— start —

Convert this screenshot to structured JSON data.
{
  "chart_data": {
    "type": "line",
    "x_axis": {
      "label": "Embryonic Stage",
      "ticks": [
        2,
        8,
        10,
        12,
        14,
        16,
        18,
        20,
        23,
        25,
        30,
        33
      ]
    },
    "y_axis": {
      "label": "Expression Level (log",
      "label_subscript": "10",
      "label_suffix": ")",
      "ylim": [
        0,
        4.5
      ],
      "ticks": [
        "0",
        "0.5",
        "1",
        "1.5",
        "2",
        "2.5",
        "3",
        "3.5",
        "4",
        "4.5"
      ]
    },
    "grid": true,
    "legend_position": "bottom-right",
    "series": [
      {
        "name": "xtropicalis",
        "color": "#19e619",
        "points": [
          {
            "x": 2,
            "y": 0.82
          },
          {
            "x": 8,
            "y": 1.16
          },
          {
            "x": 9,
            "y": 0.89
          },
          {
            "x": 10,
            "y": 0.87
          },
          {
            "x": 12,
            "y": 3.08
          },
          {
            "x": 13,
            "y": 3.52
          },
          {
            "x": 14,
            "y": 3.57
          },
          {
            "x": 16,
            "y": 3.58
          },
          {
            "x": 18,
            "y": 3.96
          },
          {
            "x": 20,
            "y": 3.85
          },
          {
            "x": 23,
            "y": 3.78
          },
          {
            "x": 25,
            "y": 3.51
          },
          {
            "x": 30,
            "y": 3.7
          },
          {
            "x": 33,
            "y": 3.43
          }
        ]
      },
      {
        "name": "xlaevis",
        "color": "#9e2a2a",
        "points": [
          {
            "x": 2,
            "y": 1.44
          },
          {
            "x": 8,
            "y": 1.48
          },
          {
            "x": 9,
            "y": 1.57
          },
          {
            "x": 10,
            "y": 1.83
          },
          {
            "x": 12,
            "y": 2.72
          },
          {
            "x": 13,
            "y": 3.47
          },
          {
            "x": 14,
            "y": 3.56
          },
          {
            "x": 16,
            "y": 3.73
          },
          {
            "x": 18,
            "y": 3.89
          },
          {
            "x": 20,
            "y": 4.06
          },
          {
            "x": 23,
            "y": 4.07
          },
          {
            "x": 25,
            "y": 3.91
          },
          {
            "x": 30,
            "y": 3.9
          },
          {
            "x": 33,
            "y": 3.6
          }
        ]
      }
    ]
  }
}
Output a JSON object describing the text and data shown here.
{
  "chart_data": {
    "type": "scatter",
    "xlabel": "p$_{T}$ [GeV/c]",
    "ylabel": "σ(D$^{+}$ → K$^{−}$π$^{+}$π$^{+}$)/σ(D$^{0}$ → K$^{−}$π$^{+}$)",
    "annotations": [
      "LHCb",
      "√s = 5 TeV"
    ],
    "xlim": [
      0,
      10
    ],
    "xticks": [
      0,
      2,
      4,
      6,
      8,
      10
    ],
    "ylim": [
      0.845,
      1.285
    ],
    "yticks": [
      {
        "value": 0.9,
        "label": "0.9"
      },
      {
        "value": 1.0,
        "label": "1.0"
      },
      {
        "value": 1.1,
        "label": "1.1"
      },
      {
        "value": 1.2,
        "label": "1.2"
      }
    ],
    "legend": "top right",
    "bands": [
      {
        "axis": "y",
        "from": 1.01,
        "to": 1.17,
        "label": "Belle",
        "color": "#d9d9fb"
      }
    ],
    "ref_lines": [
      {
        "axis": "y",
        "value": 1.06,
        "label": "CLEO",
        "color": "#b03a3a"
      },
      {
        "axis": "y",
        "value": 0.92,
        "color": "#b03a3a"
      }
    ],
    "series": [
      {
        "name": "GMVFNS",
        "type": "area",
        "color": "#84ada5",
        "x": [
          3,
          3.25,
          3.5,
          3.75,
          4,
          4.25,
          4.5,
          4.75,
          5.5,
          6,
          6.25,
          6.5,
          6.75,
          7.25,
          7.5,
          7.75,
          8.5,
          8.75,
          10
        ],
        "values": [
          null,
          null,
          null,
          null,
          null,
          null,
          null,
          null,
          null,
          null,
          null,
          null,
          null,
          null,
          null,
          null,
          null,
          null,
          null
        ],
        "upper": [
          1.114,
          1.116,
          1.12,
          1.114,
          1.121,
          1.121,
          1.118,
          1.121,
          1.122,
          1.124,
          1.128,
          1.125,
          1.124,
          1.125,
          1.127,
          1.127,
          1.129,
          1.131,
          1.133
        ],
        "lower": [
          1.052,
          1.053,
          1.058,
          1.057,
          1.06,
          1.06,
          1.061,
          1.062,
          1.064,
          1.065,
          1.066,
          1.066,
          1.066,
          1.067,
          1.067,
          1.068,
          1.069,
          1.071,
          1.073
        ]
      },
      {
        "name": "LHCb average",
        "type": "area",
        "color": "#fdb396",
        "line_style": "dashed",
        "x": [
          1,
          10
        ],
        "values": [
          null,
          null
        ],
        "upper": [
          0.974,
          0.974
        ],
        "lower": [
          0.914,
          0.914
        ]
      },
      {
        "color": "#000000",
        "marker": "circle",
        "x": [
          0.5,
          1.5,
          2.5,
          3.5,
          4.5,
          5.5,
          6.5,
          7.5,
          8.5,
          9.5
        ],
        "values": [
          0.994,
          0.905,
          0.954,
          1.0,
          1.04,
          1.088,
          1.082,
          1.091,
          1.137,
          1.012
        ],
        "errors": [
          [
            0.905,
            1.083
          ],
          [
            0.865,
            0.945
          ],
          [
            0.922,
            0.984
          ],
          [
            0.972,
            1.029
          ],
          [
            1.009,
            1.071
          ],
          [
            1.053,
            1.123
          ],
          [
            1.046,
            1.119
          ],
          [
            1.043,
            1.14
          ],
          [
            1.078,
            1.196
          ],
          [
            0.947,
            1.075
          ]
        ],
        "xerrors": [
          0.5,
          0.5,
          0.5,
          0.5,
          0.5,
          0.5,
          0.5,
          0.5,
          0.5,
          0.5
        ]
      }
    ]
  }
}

— end —

Short problem:
Restate each record exactly as written.

Answer for the task:
Convert this screenshot to structured JSON data.
{
  "chart_data": {
    "type": "line",
    "x_axis": {
      "label": "Embryonic Stage",
      "ticks": [
        2,
        8,
        10,
        12,
        14,
        16,
        18,
        20,
        23,
        25,
        30,
        33
      ]
    },
    "y_axis": {
      "label": "Expression Level (log",
      "label_subscript": "10",
      "label_suffix": ")",
      "ylim": [
        0,
        4.5
      ],
      "ticks": [
        "0",
        "0.5",
        "1",
        "1.5",
        "2",
        "2.5",
        "3",
        "3.5",
        "4",
        "4.5"
      ]
    },
    "grid": true,
    "legend_position": "bottom-right",
    "series": [
      {
        "name": "xtropicalis",
        "color": "#19e619",
        "points": [
          {
            "x": 2,
            "y": 0.82
          },
          {
            "x": 8,
            "y": 1.16
          },
          {
            "x": 9,
            "y": 0.89
          },
          {
            "x": 10,
            "y": 0.87
          },
          {
            "x": 12,
            "y": 3.08
          },
          {
            "x": 13,
            "y": 3.52
          },
          {
            "x": 14,
            "y": 3.57
          },
          {
            "x": 16,
            "y": 3.58
          },
          {
            "x": 18,
            "y": 3.96
          },
          {
            "x": 20,
            "y": 3.85
          },
          {
            "x": 23,
            "y": 3.78
          },
          {
            "x": 25,
            "y": 3.51
          },
          {
            "x": 30,
            "y": 3.7
          },
          {
            "x": 33,
            "y": 3.43
          }
        ]
      },
      {
        "name": "xlaevis",
        "color": "#9e2a2a",
        "points": [
          {
            "x": 2,
            "y": 1.44
          },
          {
            "x": 8,
            "y": 1.48
          },
          {
            "x": 9,
            "y": 1.57
          },
          {
            "x": 10,
            "y": 1.83
          },
          {
            "x": 12,
            "y": 2.72
          },
          {
            "x": 13,
            "y": 3.47
          },
          {
            "x": 14,
            "y": 3.56
          },
          {
            "x": 16,
            "y": 3.73
          },
          {
            "x": 18,
            "y": 3.89
          },
          {
            "x": 20,
            "y": 4.06
          },
          {
            "x": 23,
            "y": 4.07
          },
          {
            "x": 25,
            "y": 3.91
          },
          {
            "x": 30,
            "y": 3.9
          },
          {
            "x": 33,
            "y": 3.6
          }
        ]
      }
    ]
  }
}
Output a JSON object describing the text and data shown here.
{
  "chart_data": {
    "type": "scatter",
    "xlabel": "p$_{T}$ [GeV/c]",
    "ylabel": "σ(D$^{+}$ → K$^{−}$π$^{+}$π$^{+}$)/σ(D$^{0}$ → K$^{−}$π$^{+}$)",
    "annotations": [
      "LHCb",
      "√s = 5 TeV"
    ],
    "xlim": [
      0,
      10
    ],
    "xticks": [
      0,
      2,
      4,
      6,
      8,
      10
    ],
    "ylim": [
      0.845,
      1.285
    ],
    "yticks": [
      {
        "value": 0.9,
        "label": "0.9"
      },
      {
        "value": 1.0,
        "label": "1.0"
      },
      {
        "value": 1.1,
        "label": "1.1"
      },
      {
        "value": 1.2,
        "label": "1.2"
      }
    ],
    "legend": "top right",
    "bands": [
      {
        "axis": "y",
        "from": 1.01,
        "to": 1.17,
        "label": "Belle",
        "color": "#d9d9fb"
      }
    ],
    "ref_lines": [
      {
        "axis": "y",
        "value": 1.06,
        "label": "CLEO",
        "color": "#b03a3a"
      },
      {
        "axis": "y",
        "value": 0.92,
        "color": "#b03a3a"
      }
    ],
    "series": [
      {
        "name": "GMVFNS",
        "type": "area",
        "color": "#84ada5",
        "x": [
          3,
          3.25,
          3.5,
          3.75,
          4,
          4.25,
          4.5,
          4.75,
          5.5,
          6,
          6.25,
          6.5,
          6.75,
          7.25,
          7.5,
          7.75,
          8.5,
          8.75,
          10
        ],
        "values": [
          null,
          null,
          null,
          null,
          null,
          null,
          null,
          null,
          null,
          null,
          null,
          null,
          null,
          null,
          null,
          null,
          null,
          null,
          null
        ],
        "upper": [
          1.114,
          1.116,
          1.12,
          1.114,
          1.121,
          1.121,
          1.118,
          1.121,
          1.122,
          1.124,
          1.128,
          1.125,
          1.124,
          1.125,
          1.127,
          1.127,
          1.129,
          1.131,
          1.133
        ],
        "lower": [
          1.052,
          1.053,
          1.058,
          1.057,
          1.06,
          1.06,
          1.061,
          1.062,
          1.064,
          1.065,
          1.066,
          1.066,
          1.066,
          1.067,
          1.067,
          1.068,
          1.069,
          1.071,
          1.073
        ]
      },
      {
        "name": "LHCb average",
        "type": "area",
        "color": "#fdb396",
        "line_style": "dashed",
        "x": [
          1,
          10
        ],
        "values": [
          null,
          null
        ],
        "upper": [
          0.974,
          0.974
        ],
        "lower": [
          0.914,
          0.914
        ]
      },
      {
        "color": "#000000",
        "marker": "circle",
        "x": [
          0.5,
          1.5,
          2.5,
          3.5,
          4.5,
          5.5,
          6.5,
          7.5,
          8.5,
          9.5
        ],
        "values": [
          0.994,
          0.905,
          0.954,
          1.0,
          1.04,
          1.088,
          1.082,
          1.091,
          1.137,
          1.012
        ],
        "errors": [
          [
            0.905,
            1.083
          ],
          [
            0.865,
            0.945
          ],
          [
            0.922,
            0.984
          ],
          [
            0.972,
            1.029
          ],
          [
            1.009,
            1.071
          ],
          [
            1.053,
            1.123
          ],
          [
            1.046,
            1.119
          ],
          [
            1.043,
            1.14
          ],
          [
            1.078,
            1.196
          ],
          [
            0.947,
            1.075
          ]
        ],
        "xerrors": [
          0.5,
          0.5,
          0.5,
          0.5,
          0.5,
          0.5,
          0.5,
          0.5,
          0.5,
          0.5
        ]
      }
    ]
  }
}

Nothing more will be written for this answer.